TO DO ::
1. Give the naming proposal again from "This rule applies" up to and including "use English version.", swapping "English version" for "English form".
2. According to the naming proposal, why is the version without diacritics the most common one on the Internet? Answer in one to three sentences.

User:Iricigor/UE

From Wikipedia, the free encyclopedia

This is my proposal how to modify WP:UE. Please comment it at discussion page for this proposal.

Proposal[edit]

This is just suggested text and open for suggestions and modifications.

Case when person's name contains letters from Latin non-English alphabet[edit]

This rule applies mostly to peoples' names that contain letters with diacritics.

Case 1[edit]

If English version exists and is different than original name, we should use English version.

Case 2[edit]

When English version does not exist and in most English media is used original version with stripped diacritics, we should use original version. In this case there should be redirect from stripped version and info about this in article's introduction. Also, default sort should use stripped version.

Scope[edit]

In most of the cases these are names from countries that use Latin alphabet, but do have letters not contained in English alphabet. This rule does not applies to names that are not originally written in Latin alphabet.

Related Wikipedia guidelines[edit]

This is list of Wikipedia guidelines related to this topic in order of importance and generalization.

Explanation[edit]

I will put here why I think this is good proposal. If some explanations require more details, it would be put in separate section.

De facto standard[edit]

I think that it is obvious that this is de facto standard on Wikipedia. In separate section below I have listed some of the pages that are named like this. I have also put these few pages I found that are not according to this rule.

Contraversy[edit]

Guideline says that if there is no establish usage then we should use original version. And when someone becomes popular and English language media start using stripped version, we should strip article.

No rules in English language[edit]

In my language (Serbian) we have strict grammar rules how we should write foreign names. English language does not have such rules. So the editors in media have on their choice what they want to use. Common practice is just to strip diacritics in cases like this.

Also we should be aware that Wikipedia is defining what is most common English usage. First result in most search engines would be Wikipedia page. Try testing in search engines for some of the names from the lists below!

Relation with other rules[edit]

I believe that this is also in accordance with first of two basic rules on naming conventions. That rule says that name should be most generally recognizable. I do not think that anyone would get confused if (s)he types Kimi Raikkonen and gets the page Kimi Räikkönen.

No information or wrong information[edit]

Also I am against using stripped names because they have no meaning at all and no informational character. Also those versions sometimes can simply be wrong. For example in Finland there is last name Raikkonen, which is different from Räikkönen!

Reason that most common version on Internet is without diacritics is within ASCII standard. Still lots of media have this limitation (different keyboard layouts, different devices used for submitting news or information, etc). Or it can be that their editor use stripped version due to laziness. Also there are still some Internet standards that use only ASCII letters, like standard for naming of web sites.

RAW RECORDS ::

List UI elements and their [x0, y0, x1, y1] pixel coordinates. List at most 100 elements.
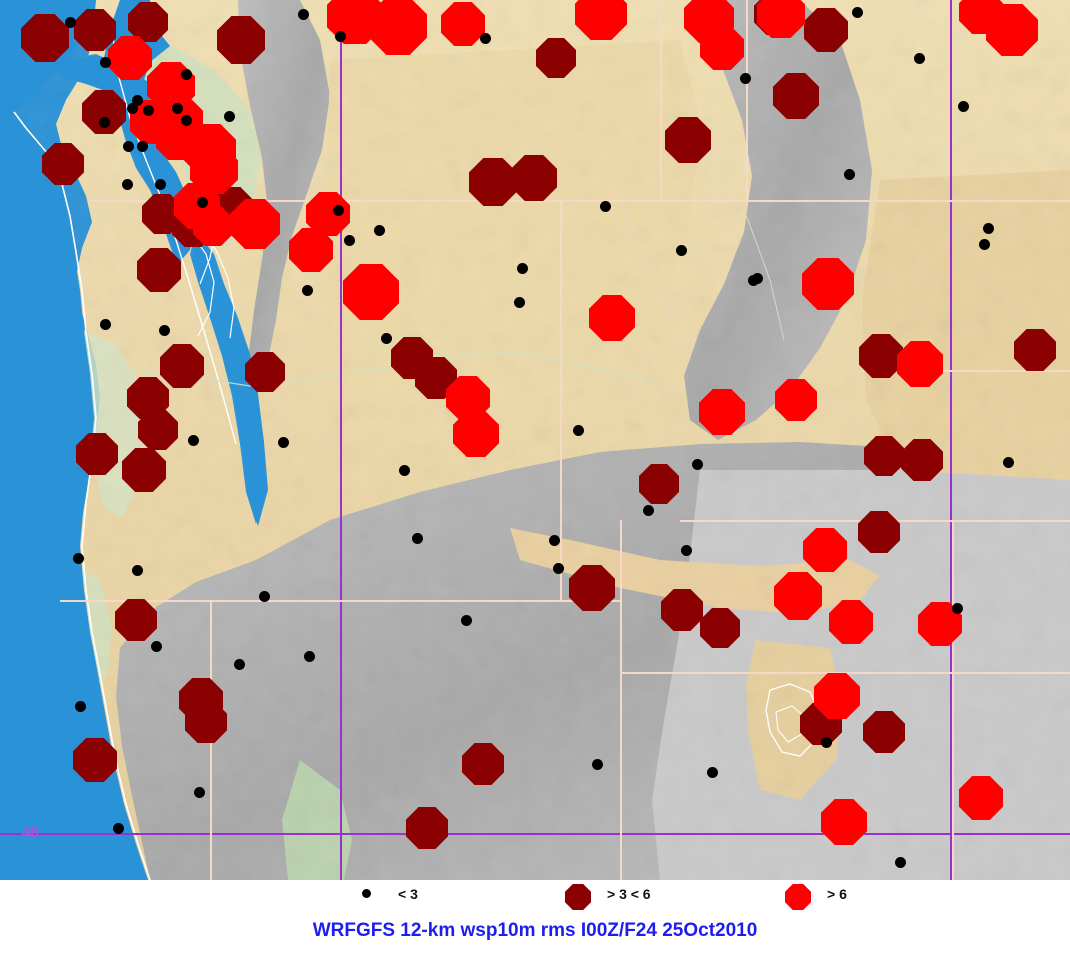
- station-marker-low[interactable]: [957, 100, 969, 112]
- station-marker-low[interactable]: [187, 434, 199, 446]
- station-marker-mid[interactable]: [511, 155, 557, 201]
- station-marker-low[interactable]: [851, 6, 863, 18]
- station-marker-low[interactable]: [460, 614, 472, 626]
- station-marker-mid[interactable]: [217, 16, 265, 64]
- station-marker-low[interactable]: [64, 16, 76, 28]
- station-marker-high[interactable]: [700, 26, 744, 70]
- station-marker-high[interactable]: [289, 228, 333, 272]
- station-marker-low[interactable]: [131, 564, 143, 576]
- station-marker-high[interactable]: [453, 411, 499, 457]
- station-marker-mid[interactable]: [245, 352, 285, 392]
- station-marker-high[interactable]: [959, 776, 1003, 820]
- station-marker-high[interactable]: [369, 0, 427, 55]
- station-marker-mid[interactable]: [639, 464, 679, 504]
- station-marker-low[interactable]: [193, 786, 205, 798]
- station-marker-low[interactable]: [894, 856, 906, 868]
- station-marker-mid[interactable]: [74, 9, 116, 51]
- station-marker-high[interactable]: [829, 600, 873, 644]
- station-marker-mid[interactable]: [863, 711, 905, 753]
- station-marker-high[interactable]: [814, 673, 860, 719]
- station-marker-high[interactable]: [108, 36, 152, 80]
- station-marker-mid[interactable]: [1014, 329, 1056, 371]
- station-marker-low[interactable]: [74, 700, 86, 712]
- station-marker-low[interactable]: [171, 102, 183, 114]
- station-marker-high[interactable]: [699, 389, 745, 435]
- station-marker-low[interactable]: [158, 324, 170, 336]
- station-marker-high[interactable]: [589, 295, 635, 341]
- station-marker-high[interactable]: [757, 0, 805, 38]
- station-marker-high[interactable]: [230, 199, 280, 249]
- station-marker-low[interactable]: [233, 658, 245, 670]
- station-marker-low[interactable]: [513, 296, 525, 308]
- station-marker-mid[interactable]: [773, 73, 819, 119]
- station-marker-mid[interactable]: [859, 334, 903, 378]
- station-marker-low[interactable]: [675, 244, 687, 256]
- station-marker-low[interactable]: [112, 822, 124, 834]
- station-marker-high[interactable]: [802, 258, 854, 310]
- station-marker-mid[interactable]: [462, 743, 504, 785]
- station-marker-low[interactable]: [72, 552, 84, 564]
- station-marker-mid[interactable]: [469, 158, 517, 206]
- station-marker-mid[interactable]: [42, 143, 84, 185]
- station-marker-low[interactable]: [126, 102, 138, 114]
- station-marker-low[interactable]: [411, 532, 423, 544]
- station-marker-low[interactable]: [479, 32, 491, 44]
- station-marker-low[interactable]: [373, 224, 385, 236]
- station-marker-low[interactable]: [150, 640, 162, 652]
- station-marker-low[interactable]: [978, 238, 990, 250]
- station-marker-low[interactable]: [739, 72, 751, 84]
- station-marker-low[interactable]: [136, 140, 148, 152]
- station-marker-low[interactable]: [706, 766, 718, 778]
- station-marker-mid[interactable]: [76, 433, 118, 475]
- station-marker-mid[interactable]: [138, 410, 178, 450]
- station-marker-mid[interactable]: [406, 807, 448, 849]
- station-marker-low[interactable]: [751, 272, 763, 284]
- station-marker-low[interactable]: [99, 318, 111, 330]
- station-marker-mid[interactable]: [128, 2, 168, 42]
- station-marker-low[interactable]: [913, 52, 925, 64]
- station-marker-mid[interactable]: [665, 117, 711, 163]
- station-marker-high[interactable]: [575, 0, 627, 40]
- station-marker-low[interactable]: [1002, 456, 1014, 468]
- station-marker-low[interactable]: [334, 30, 346, 42]
- station-marker-mid[interactable]: [185, 701, 227, 743]
- station-marker-low[interactable]: [642, 504, 654, 516]
- station-marker-mid[interactable]: [122, 448, 166, 492]
- station-marker-mid[interactable]: [536, 38, 576, 78]
- station-marker-high[interactable]: [343, 264, 399, 320]
- station-marker-mid[interactable]: [700, 608, 740, 648]
- station-marker-low[interactable]: [548, 534, 560, 546]
- station-marker-low[interactable]: [516, 262, 528, 274]
- station-marker-high[interactable]: [803, 528, 847, 572]
- station-marker-low[interactable]: [277, 436, 289, 448]
- station-marker-low[interactable]: [180, 114, 192, 126]
- station-marker-low[interactable]: [982, 222, 994, 234]
- station-marker-mid[interactable]: [21, 14, 69, 62]
- station-marker-low[interactable]: [180, 68, 192, 80]
- station-marker-mid[interactable]: [569, 565, 615, 611]
- station-marker-mid[interactable]: [804, 8, 848, 52]
- station-marker-low[interactable]: [843, 168, 855, 180]
- station-marker-low[interactable]: [599, 200, 611, 212]
- station-marker-mid[interactable]: [160, 344, 204, 388]
- station-marker-mid[interactable]: [115, 599, 157, 641]
- station-marker-low[interactable]: [223, 110, 235, 122]
- station-marker-low[interactable]: [303, 650, 315, 662]
- station-marker-low[interactable]: [691, 458, 703, 470]
- station-marker-mid[interactable]: [901, 439, 943, 481]
- station-marker-low[interactable]: [154, 178, 166, 190]
- station-marker-high[interactable]: [897, 341, 943, 387]
- station-marker-high[interactable]: [441, 2, 485, 46]
- station-marker-mid[interactable]: [137, 248, 181, 292]
- station-marker-low[interactable]: [552, 562, 564, 574]
- station-marker-low[interactable]: [591, 758, 603, 770]
- station-marker-low[interactable]: [680, 544, 692, 556]
- station-marker-mid[interactable]: [73, 738, 117, 782]
- station-marker-low[interactable]: [820, 736, 832, 748]
- station-marker-low[interactable]: [258, 590, 270, 602]
- station-marker-low[interactable]: [131, 94, 143, 106]
- station-marker-low[interactable]: [572, 424, 584, 436]
- station-marker-mid[interactable]: [864, 436, 904, 476]
- station-marker-high[interactable]: [821, 799, 867, 845]
- station-marker-high[interactable]: [193, 206, 233, 246]
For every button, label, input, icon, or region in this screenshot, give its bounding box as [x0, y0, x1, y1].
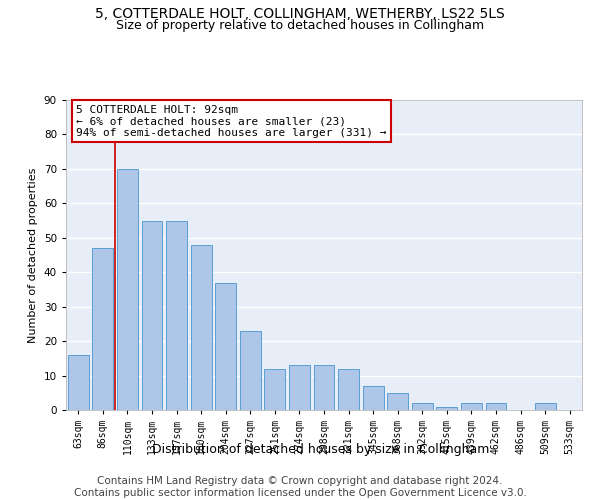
- Text: 5 COTTERDALE HOLT: 92sqm
← 6% of detached houses are smaller (23)
94% of semi-de: 5 COTTERDALE HOLT: 92sqm ← 6% of detache…: [76, 104, 387, 138]
- Text: Contains HM Land Registry data © Crown copyright and database right 2024.
Contai: Contains HM Land Registry data © Crown c…: [74, 476, 526, 498]
- Bar: [314, 365, 334, 410]
- Bar: [68, 355, 89, 410]
- Text: Distribution of detached houses by size in Collingham: Distribution of detached houses by size …: [152, 442, 490, 456]
- Bar: [142, 220, 163, 410]
- Text: Size of property relative to detached houses in Collingham: Size of property relative to detached ho…: [116, 19, 484, 32]
- Bar: [387, 393, 408, 410]
- Bar: [289, 365, 310, 410]
- Bar: [485, 403, 506, 410]
- Text: 5, COTTERDALE HOLT, COLLINGHAM, WETHERBY, LS22 5LS: 5, COTTERDALE HOLT, COLLINGHAM, WETHERBY…: [95, 8, 505, 22]
- Bar: [92, 248, 113, 410]
- Y-axis label: Number of detached properties: Number of detached properties: [28, 168, 38, 342]
- Bar: [412, 403, 433, 410]
- Bar: [166, 220, 187, 410]
- Bar: [191, 244, 212, 410]
- Bar: [265, 368, 286, 410]
- Bar: [338, 368, 359, 410]
- Bar: [117, 169, 138, 410]
- Bar: [362, 386, 383, 410]
- Bar: [461, 403, 482, 410]
- Bar: [215, 282, 236, 410]
- Bar: [535, 403, 556, 410]
- Bar: [240, 331, 261, 410]
- Bar: [436, 406, 457, 410]
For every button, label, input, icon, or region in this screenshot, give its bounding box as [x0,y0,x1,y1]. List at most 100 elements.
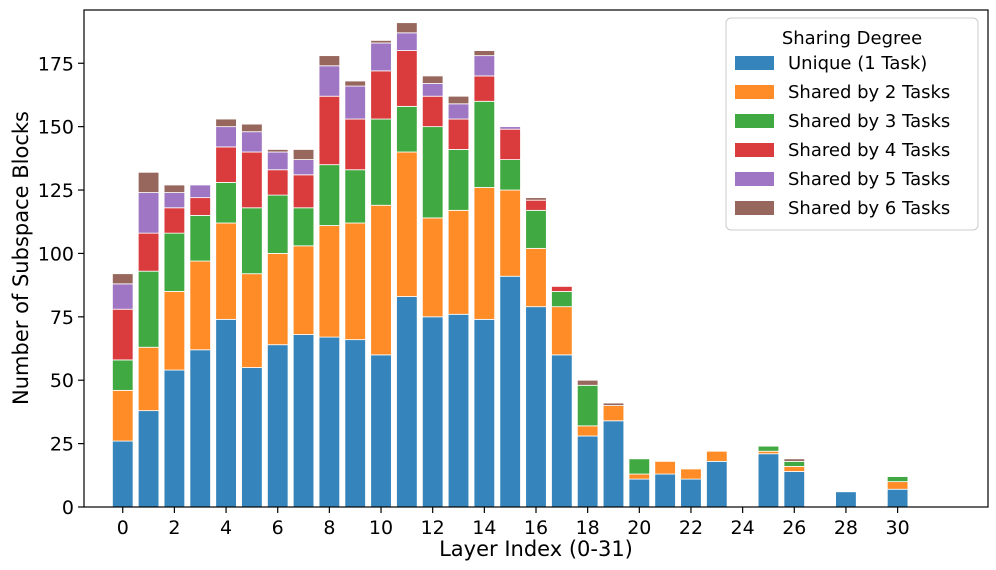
bar-segment-layer-9-series-3 [344,118,366,171]
legend: Sharing Degree Unique (1 Task) Shared by … [725,17,979,231]
bar-segment-layer-2-series-3 [163,207,186,234]
bar-segment-layer-1-series-4 [137,192,160,234]
bar-segment-layer-4-series-4 [215,126,237,148]
y-tick-label-150: 150 [38,117,74,139]
y-tick-label-125: 125 [38,180,74,202]
bar-segment-layer-14-series-0 [473,318,496,508]
bar-segment-layer-14-series-3 [473,75,496,102]
bars-layer [112,22,909,508]
legend-label-4: Shared by 5 Tasks [788,169,950,190]
bar-segment-layer-26-series-1 [783,466,806,472]
bar-segment-layer-4-series-0 [215,318,237,508]
bar-segment-layer-18-series-0 [576,435,599,508]
bar-segment-layer-7-series-1 [292,245,315,335]
bar-segment-layer-8-series-4 [318,65,341,97]
bar-segment-layer-19-series-1 [602,405,625,422]
bar-segment-layer-1-series-2 [137,270,160,348]
bar-segment-layer-17-series-2 [551,291,573,308]
bar-segment-layer-5-series-3 [241,151,263,209]
bar-segment-layer-13-series-2 [447,149,470,211]
bar-segment-layer-1-series-0 [137,410,160,508]
bar-segment-layer-6-series-4 [266,151,289,171]
legend-swatch-4 [735,172,774,186]
bar-segment-layer-2-series-1 [163,291,186,371]
bar-segment-layer-4-series-2 [215,182,237,224]
bar-segment-layer-20-series-2 [628,458,651,475]
bar-segment-layer-26-series-5 [783,458,806,462]
bar-segment-layer-12-series-4 [421,83,444,97]
bar-segment-layer-2-series-5 [163,184,186,193]
bar-segment-layer-15-series-4 [499,126,521,130]
bar-segment-layer-23-series-0 [706,460,728,508]
bar-segment-layer-5-series-5 [241,123,263,133]
legend-label-2: Shared by 3 Tasks [788,111,950,132]
bar-segment-layer-7-series-0 [292,334,315,508]
bar-segment-layer-26-series-2 [783,460,806,467]
bar-segment-layer-7-series-2 [292,207,315,247]
bar-segment-layer-15-series-3 [499,128,521,161]
bar-segment-layer-7-series-5 [292,149,315,161]
bar-segment-layer-6-series-5 [266,149,289,153]
bar-segment-layer-7-series-4 [292,159,315,176]
bar-segment-layer-5-series-4 [241,131,263,153]
legend-swatch-3 [735,143,774,157]
y-axis-label: Number of Subspace Blocks [9,111,33,405]
bar-segment-layer-30-series-0 [886,488,909,508]
bar-segment-layer-11-series-5 [396,22,418,34]
bar-segment-layer-2-series-4 [163,192,186,209]
legend-swatch-5 [735,201,774,215]
bar-segment-layer-13-series-0 [447,313,470,508]
bar-segment-layer-6-series-2 [266,194,289,254]
bar-segment-layer-12-series-0 [421,316,444,508]
x-tick-label-28: 28 [834,517,858,539]
bar-segment-layer-1-series-5 [137,171,160,193]
bar-segment-layer-6-series-3 [266,169,289,196]
x-tick-label-18: 18 [576,517,600,539]
bar-segment-layer-13-series-3 [447,118,470,150]
bar-segment-layer-18-series-5 [576,379,599,386]
bar-segment-layer-13-series-4 [447,103,470,120]
bar-segment-layer-20-series-0 [628,478,651,508]
bar-segment-layer-9-series-0 [344,339,366,508]
bar-segment-layer-4-series-1 [215,222,237,320]
bar-segment-layer-14-series-2 [473,100,496,188]
x-tick-label-16: 16 [524,517,548,539]
bar-segment-layer-8-series-5 [318,55,341,67]
bar-segment-layer-8-series-0 [318,336,341,508]
bar-segment-layer-25-series-2 [757,445,780,452]
legend-frame [725,17,979,231]
bar-segment-layer-11-series-2 [396,105,418,153]
bar-segment-layer-10-series-1 [370,204,392,356]
bar-segment-layer-11-series-3 [396,50,418,107]
y-tick-label-50: 50 [50,370,74,392]
bar-segment-layer-19-series-5 [602,402,625,406]
bar-segment-layer-9-series-4 [344,85,366,120]
x-tick-label-6: 6 [272,517,284,539]
bar-segment-layer-12-series-3 [421,95,444,128]
bar-segment-layer-4-series-5 [215,118,237,128]
legend-items: Unique (1 Task) Shared by 2 Tasks Shared b… [735,53,950,219]
y-tick-label-75: 75 [50,307,74,329]
bar-segment-layer-1-series-1 [137,346,160,412]
bar-segment-layer-0-series-5 [112,273,134,285]
bar-segment-layer-23-series-1 [706,450,728,462]
y-axis: 0 25 50 75 100 125 150 175 [38,53,84,519]
bar-segment-layer-3-series-0 [189,349,211,508]
bar-segment-layer-9-series-1 [344,222,366,341]
bar-segment-layer-0-series-0 [112,440,134,508]
bar-segment-layer-11-series-4 [396,32,418,51]
bar-segment-layer-22-series-1 [680,468,702,480]
bar-segment-layer-14-series-4 [473,55,496,77]
bar-segment-layer-14-series-1 [473,187,496,320]
x-tick-label-10: 10 [369,517,393,539]
bar-segment-layer-2-series-0 [163,369,186,508]
bar-segment-layer-18-series-1 [576,425,599,437]
y-tick-label-25: 25 [50,434,74,456]
x-tick-label-22: 22 [679,517,703,539]
bar-segment-layer-6-series-0 [266,344,289,508]
x-tick-label-30: 30 [886,517,910,539]
bar-segment-layer-10-series-4 [370,42,392,72]
y-tick-label-175: 175 [38,53,74,75]
x-tick-label-2: 2 [168,517,180,539]
bar-segment-layer-30-series-1 [886,481,909,490]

SOLUTIONS TO EACH TASK ::
1.
This rule applies mostly to peoples' names that contain letters with diacritics.

Case 1[edit]

If English form exists and is different than original name, we should use English form.

2. It is most common because of the ASCII standard. Many media still have this limitation, for example through different keyboard layouts or devices used to submit news, or their editors strip diacritics out of laziness. Some Internet standards, such as the one for naming web sites, also still use only ASCII letters.